Find the word "name" in the material below and gather every line that contains it.
━━ Data for this exercise
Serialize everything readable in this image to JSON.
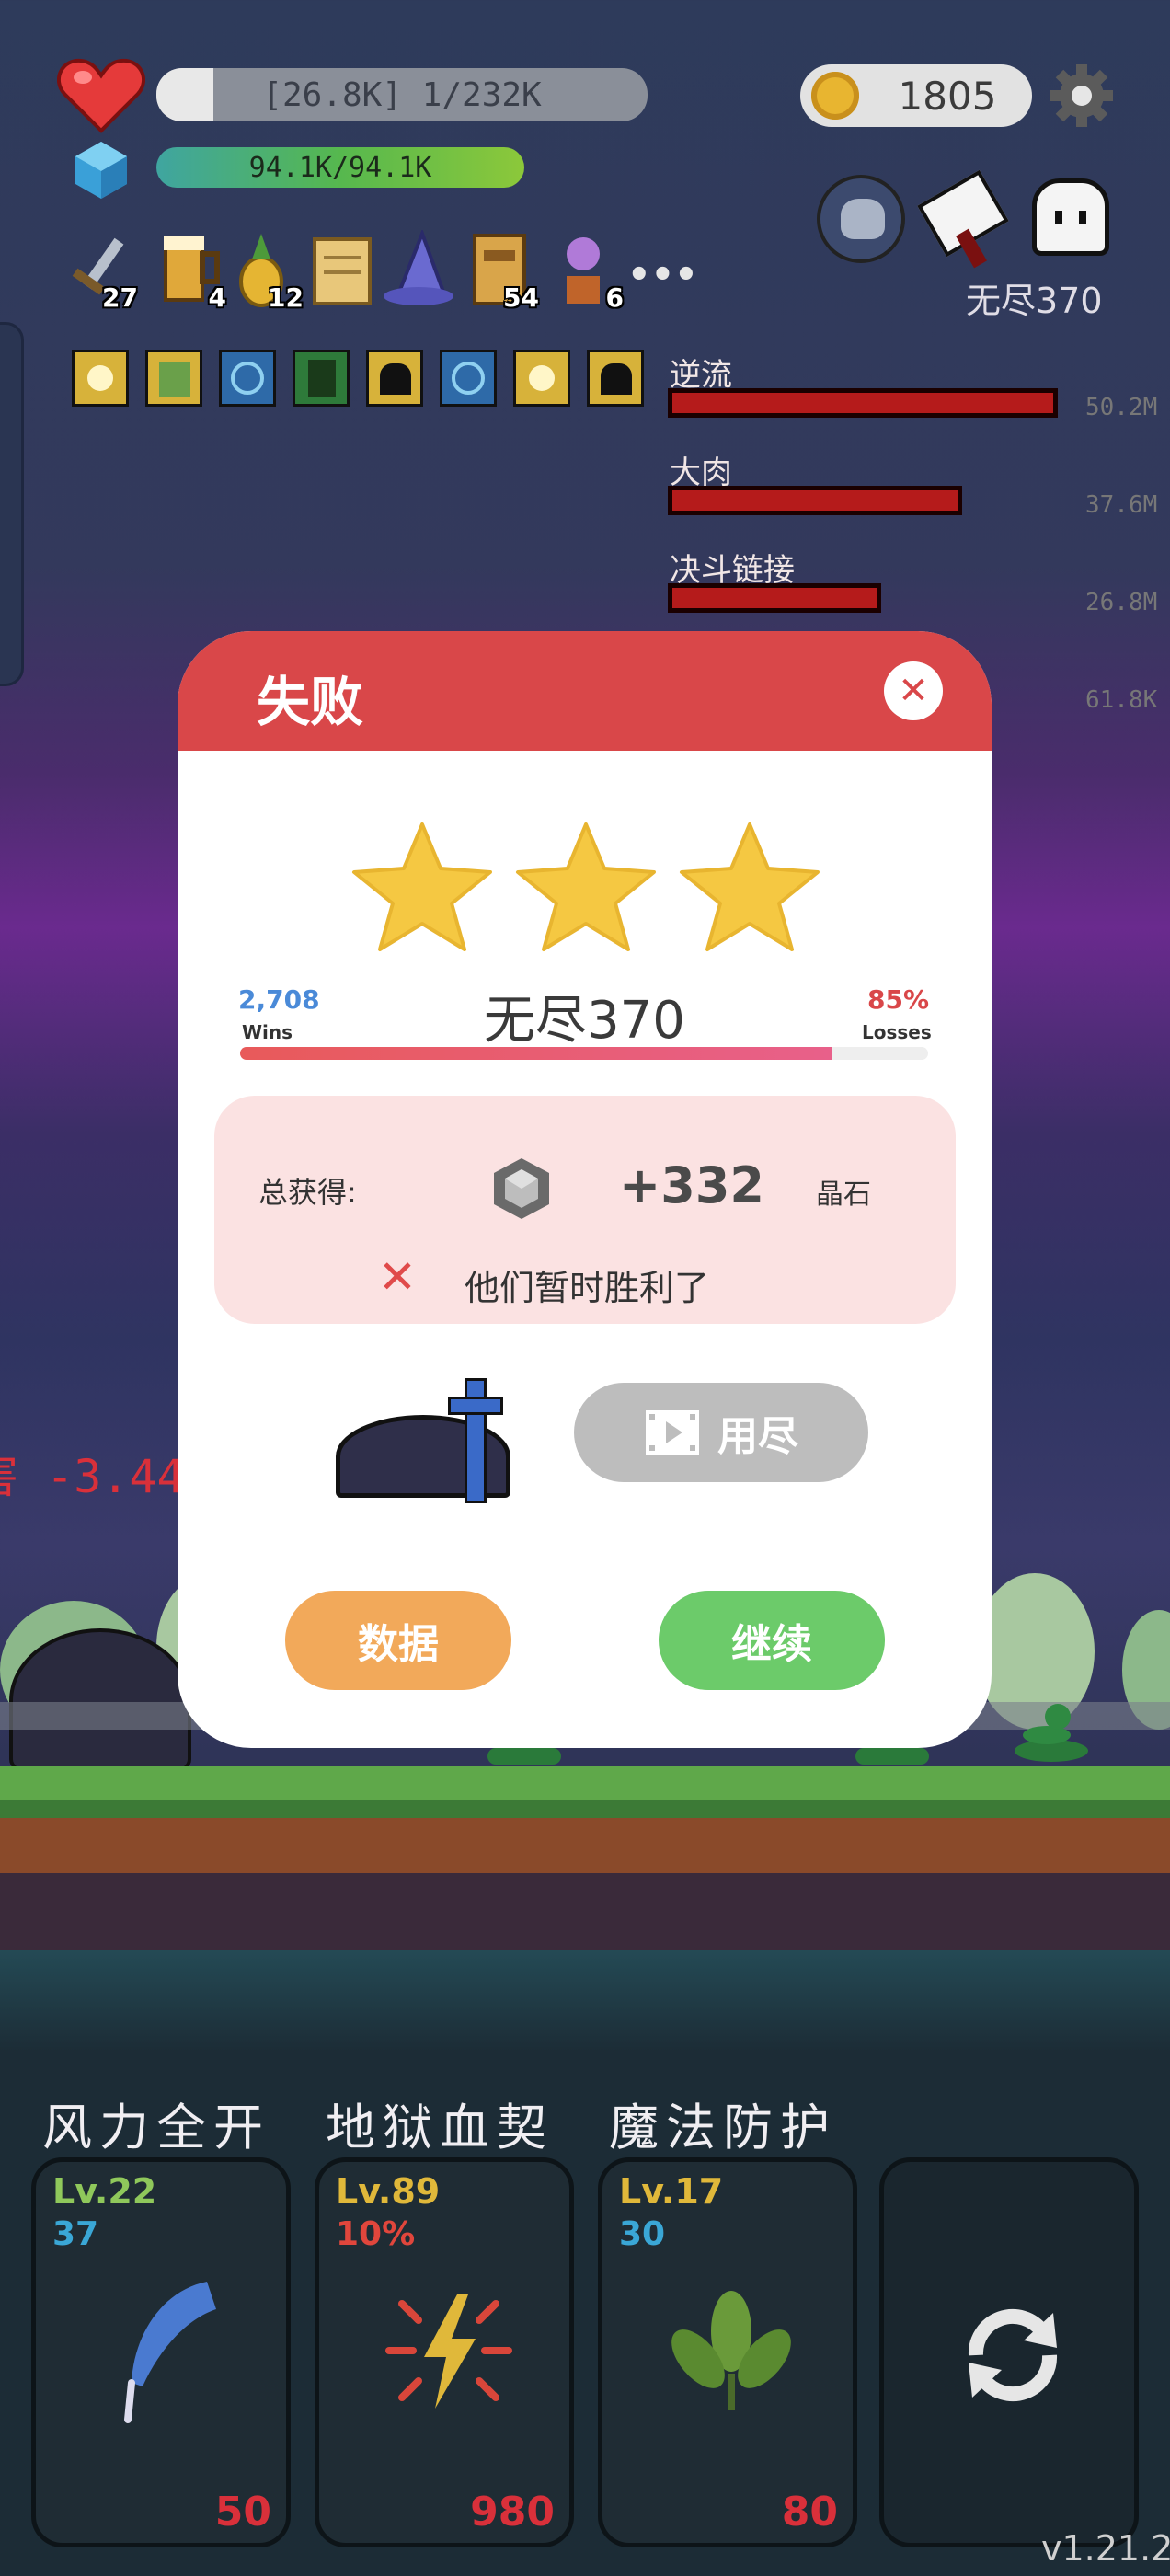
{
  "hud": {
    "hp_text": "[26.8K] 1/232K",
    "hp_fraction": 0.004,
    "shield_text": "94.1K/94.1K",
    "shield_fraction": 1.0,
    "coins": "1805",
    "stage_label": "无尽370"
  },
  "inventory": [
    {
      "icon": "sword-icon",
      "count": "27"
    },
    {
      "icon": "beer-mug-icon",
      "count": "4"
    },
    {
      "icon": "pineapple-icon",
      "count": "12"
    },
    {
      "icon": "scroll-icon",
      "count": ""
    },
    {
      "icon": "wizard-hat-icon",
      "count": ""
    },
    {
      "icon": "book-icon",
      "count": "54"
    },
    {
      "icon": "flower-pot-icon",
      "count": "6"
    }
  ],
  "damage": [
    {
      "label": "逆流",
      "value": "50.2M",
      "fraction": 1.0
    },
    {
      "label": "大肉",
      "value": "37.6M",
      "fraction": 0.75
    },
    {
      "label": "决斗链接",
      "value": "26.8M",
      "fraction": 0.54
    },
    {
      "label": "",
      "value": "61.8K",
      "fraction": 0.0
    }
  ],
  "floating_text": "害 -3.44",
  "modal": {
    "title": "失败",
    "stars": 3,
    "wins_value": "2,708",
    "wins_label": "Wins",
    "stage": "无尽370",
    "losses_value": "85%",
    "losses_label": "Losses",
    "progress_fraction": 0.86,
    "reward_label": "总获得:",
    "reward_amount": "+332",
    "reward_unit": "晶石",
    "result_text": "他们暂时胜利了",
    "video_button_label": "用尽",
    "stats_button_label": "数据",
    "continue_button_label": "继续"
  },
  "skills": [
    {
      "name": "风力全开",
      "level": "Lv.22",
      "sub": "37",
      "cost": "50",
      "icon": "feather-icon",
      "level_color": "#8fc85b",
      "sub_color": "#3aa7d6"
    },
    {
      "name": "地狱血契",
      "level": "Lv.89",
      "sub": "10%",
      "cost": "980",
      "icon": "lightning-burst-icon",
      "level_color": "#e0b83a",
      "sub_color": "#e0463c"
    },
    {
      "name": "魔法防护",
      "level": "Lv.17",
      "sub": "30",
      "cost": "80",
      "icon": "leaves-icon",
      "level_color": "#e0b83a",
      "sub_color": "#3aa7d6"
    }
  ],
  "version": "v1.21.2"
}
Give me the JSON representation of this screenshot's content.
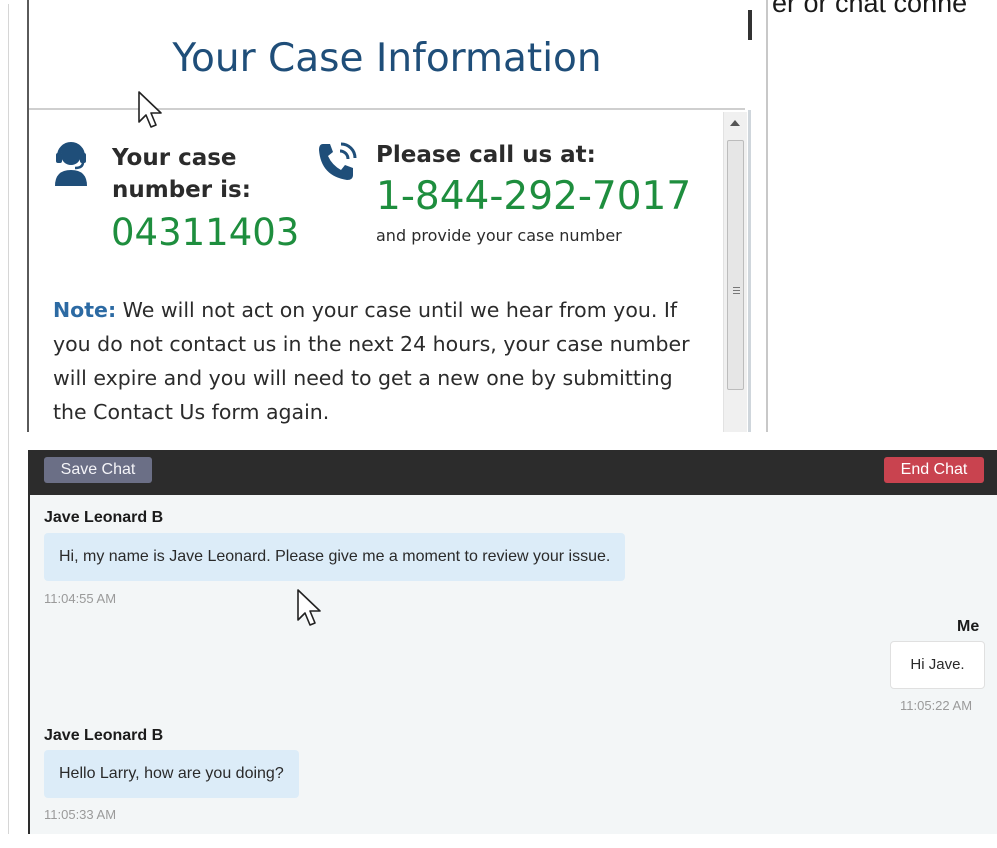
{
  "background_text": "er or chat conne",
  "case_window": {
    "title": "Your Case Information",
    "case_number_label": "Your case number is:",
    "case_number": "04311403",
    "call_label": "Please call us at:",
    "phone_number": "1-844-292-7017",
    "call_subtext": "and provide your case number",
    "note_label": "Note:",
    "note_text": " We will not act on your case until we hear from you. If you do not contact us in the next 24 hours, your case number will expire and you will need to get a new one by submitting the Contact Us form again."
  },
  "chat": {
    "save_button": "Save Chat",
    "end_button": "End Chat",
    "messages": [
      {
        "sender": "Jave Leonard B",
        "text": "Hi, my name is Jave Leonard. Please give me a moment to review your issue.",
        "time": "11:04:55 AM"
      },
      {
        "sender": "Me",
        "text": "Hi Jave.",
        "time": "11:05:22 AM"
      },
      {
        "sender": "Jave Leonard B",
        "text": "Hello Larry, how are you doing?",
        "time": "11:05:33 AM"
      }
    ]
  },
  "colors": {
    "title_blue": "#1f4e79",
    "green": "#1e8e3e",
    "note_blue": "#2c6aa3",
    "save_button": "#6b6f86",
    "end_button": "#c9434f",
    "agent_bubble": "#dcecf8"
  },
  "icons": [
    "agent-headset-icon",
    "phone-call-icon",
    "mouse-cursor-icon"
  ]
}
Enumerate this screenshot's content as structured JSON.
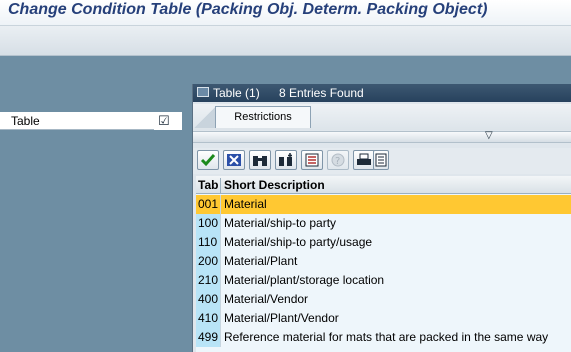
{
  "window": {
    "title": "Change Condition Table (Packing Obj. Determ. Packing Object)"
  },
  "selection": {
    "field_label": "Table",
    "checkbox_glyph": "☑"
  },
  "dialog": {
    "title": "Table (1)",
    "entries_found": "8 Entries Found",
    "tab_restrictions": "Restrictions",
    "collapse_glyph": "▽",
    "buttons": [
      {
        "name": "continue-button",
        "icon": "green-check-icon"
      },
      {
        "name": "cancel-button",
        "icon": "blue-x-icon"
      },
      {
        "name": "find-button",
        "icon": "binoculars-icon"
      },
      {
        "name": "find-next-button",
        "icon": "binoculars-plus-icon"
      },
      {
        "name": "sort-button",
        "icon": "sort-icon"
      },
      {
        "name": "help-button",
        "icon": "help-icon",
        "disabled": true
      },
      {
        "name": "print-button",
        "icon": "printer-icon"
      },
      {
        "name": "list-button",
        "icon": "list-icon"
      }
    ],
    "table": {
      "columns": [
        "Tab",
        "Short Description"
      ],
      "rows": [
        {
          "tab": "001",
          "desc": "Material",
          "selected": true
        },
        {
          "tab": "100",
          "desc": "Material/ship-to party"
        },
        {
          "tab": "110",
          "desc": "Material/ship-to party/usage"
        },
        {
          "tab": "200",
          "desc": "Material/Plant"
        },
        {
          "tab": "210",
          "desc": "Material/plant/storage location"
        },
        {
          "tab": "400",
          "desc": "Material/Vendor"
        },
        {
          "tab": "410",
          "desc": "Material/Plant/Vendor"
        },
        {
          "tab": "499",
          "desc": "Reference material for mats that are packed in the same way"
        }
      ]
    }
  },
  "colors": {
    "background": "#6e8ea3",
    "selected_row": "#ffc832",
    "key_column": "#b8e4f7",
    "dialog_header": "#27425d",
    "title_text": "#26407a"
  }
}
━━━━
-- Response below --
      "name": "风力全开",
      "name": "地狱血契",
      "name": "魔法防护",
        "text": "Hi, my name is Jave Leonard. Please give me a moment to review your issue.",
        "name": "continue-button",
        "name": "cancel-button",
        "name": "find-button",
        "name": "find-next-button",
        "name": "sort-button",
        "name": "help-button",
        "name": "print-button",
        "name": "list-button",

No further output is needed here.